Word for word, give the material below again, minus any images.

Supplied records:
## BEGIN

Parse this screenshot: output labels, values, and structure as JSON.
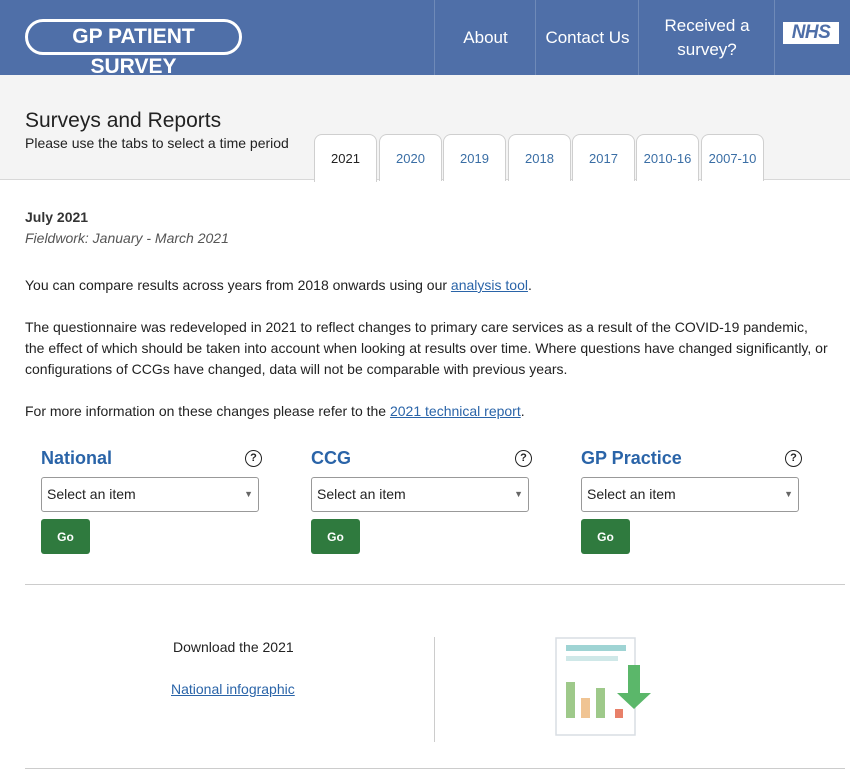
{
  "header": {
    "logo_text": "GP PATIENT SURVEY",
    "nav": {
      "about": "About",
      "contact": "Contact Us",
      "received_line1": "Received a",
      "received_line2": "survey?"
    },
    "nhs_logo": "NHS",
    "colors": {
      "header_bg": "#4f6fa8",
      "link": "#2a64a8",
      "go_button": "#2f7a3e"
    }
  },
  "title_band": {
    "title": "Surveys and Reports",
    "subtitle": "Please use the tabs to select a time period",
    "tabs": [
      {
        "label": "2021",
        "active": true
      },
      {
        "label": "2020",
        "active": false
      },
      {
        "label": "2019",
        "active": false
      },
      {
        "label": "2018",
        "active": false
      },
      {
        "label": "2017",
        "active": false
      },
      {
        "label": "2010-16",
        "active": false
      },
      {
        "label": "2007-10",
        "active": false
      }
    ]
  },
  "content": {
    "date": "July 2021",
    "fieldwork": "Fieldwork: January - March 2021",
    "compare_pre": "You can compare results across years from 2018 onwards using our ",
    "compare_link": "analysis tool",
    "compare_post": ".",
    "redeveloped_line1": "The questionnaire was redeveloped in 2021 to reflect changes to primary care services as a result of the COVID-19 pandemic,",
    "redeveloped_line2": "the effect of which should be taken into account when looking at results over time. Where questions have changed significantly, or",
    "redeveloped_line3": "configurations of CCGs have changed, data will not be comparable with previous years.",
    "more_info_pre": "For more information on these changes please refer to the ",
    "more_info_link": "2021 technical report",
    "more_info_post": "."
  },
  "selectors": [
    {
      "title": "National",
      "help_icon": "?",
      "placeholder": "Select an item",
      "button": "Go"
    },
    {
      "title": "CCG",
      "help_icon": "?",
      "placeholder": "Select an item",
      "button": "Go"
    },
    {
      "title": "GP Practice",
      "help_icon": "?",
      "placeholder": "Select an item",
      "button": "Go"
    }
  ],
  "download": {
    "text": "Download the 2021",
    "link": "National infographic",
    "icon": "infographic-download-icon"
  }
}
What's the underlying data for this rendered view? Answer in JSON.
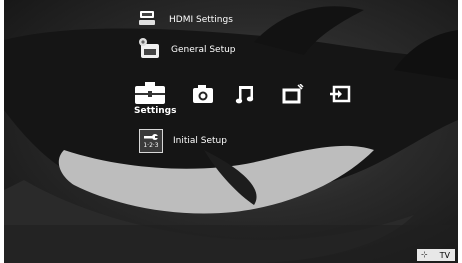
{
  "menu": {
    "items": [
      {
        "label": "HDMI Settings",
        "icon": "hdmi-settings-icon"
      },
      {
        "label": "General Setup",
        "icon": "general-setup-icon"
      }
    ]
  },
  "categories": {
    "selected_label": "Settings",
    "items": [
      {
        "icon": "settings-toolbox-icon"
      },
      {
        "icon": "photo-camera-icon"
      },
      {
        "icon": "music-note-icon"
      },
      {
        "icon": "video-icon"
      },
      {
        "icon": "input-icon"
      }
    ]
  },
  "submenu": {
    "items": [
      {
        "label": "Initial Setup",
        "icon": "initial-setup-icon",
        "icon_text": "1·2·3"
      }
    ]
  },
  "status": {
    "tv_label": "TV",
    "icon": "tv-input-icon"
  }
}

## END

Final answer:
Parse this screenshot: output labels, values, and structure as JSON.
{
  "header": {
    "logo_text": "GP PATIENT SURVEY",
    "nav": {
      "about": "About",
      "contact": "Contact Us",
      "received_line1": "Received a",
      "received_line2": "survey?"
    },
    "nhs_logo": "NHS",
    "colors": {
      "header_bg": "#4f6fa8",
      "link": "#2a64a8",
      "go_button": "#2f7a3e"
    }
  },
  "title_band": {
    "title": "Surveys and Reports",
    "subtitle": "Please use the tabs to select a time period",
    "tabs": [
      {
        "label": "2021",
        "active": true
      },
      {
        "label": "2020",
        "active": false
      },
      {
        "label": "2019",
        "active": false
      },
      {
        "label": "2018",
        "active": false
      },
      {
        "label": "2017",
        "active": false
      },
      {
        "label": "2010-16",
        "active": false
      },
      {
        "label": "2007-10",
        "active": false
      }
    ]
  },
  "content": {
    "date": "July 2021",
    "fieldwork": "Fieldwork: January - March 2021",
    "compare_pre": "You can compare results across years from 2018 onwards using our ",
    "compare_link": "analysis tool",
    "compare_post": ".",
    "redeveloped_line1": "The questionnaire was redeveloped in 2021 to reflect changes to primary care services as a result of the COVID-19 pandemic,",
    "redeveloped_line2": "the effect of which should be taken into account when looking at results over time. Where questions have changed significantly, or",
    "redeveloped_line3": "configurations of CCGs have changed, data will not be comparable with previous years.",
    "more_info_pre": "For more information on these changes please refer to the ",
    "more_info_link": "2021 technical report",
    "more_info_post": "."
  },
  "selectors": [
    {
      "title": "National",
      "help_icon": "?",
      "placeholder": "Select an item",
      "button": "Go"
    },
    {
      "title": "CCG",
      "help_icon": "?",
      "placeholder": "Select an item",
      "button": "Go"
    },
    {
      "title": "GP Practice",
      "help_icon": "?",
      "placeholder": "Select an item",
      "button": "Go"
    }
  ],
  "download": {
    "text": "Download the 2021",
    "link": "National infographic",
    "icon": "infographic-download-icon"
  }
}
What's the underlying data for this rendered view? Answer in JSON.
{
  "menu": {
    "items": [
      {
        "label": "HDMI Settings",
        "icon": "hdmi-settings-icon"
      },
      {
        "label": "General Setup",
        "icon": "general-setup-icon"
      }
    ]
  },
  "categories": {
    "selected_label": "Settings",
    "items": [
      {
        "icon": "settings-toolbox-icon"
      },
      {
        "icon": "photo-camera-icon"
      },
      {
        "icon": "music-note-icon"
      },
      {
        "icon": "video-icon"
      },
      {
        "icon": "input-icon"
      }
    ]
  },
  "submenu": {
    "items": [
      {
        "label": "Initial Setup",
        "icon": "initial-setup-icon",
        "icon_text": "1·2·3"
      }
    ]
  },
  "status": {
    "tv_label": "TV",
    "icon": "tv-input-icon"
  }
}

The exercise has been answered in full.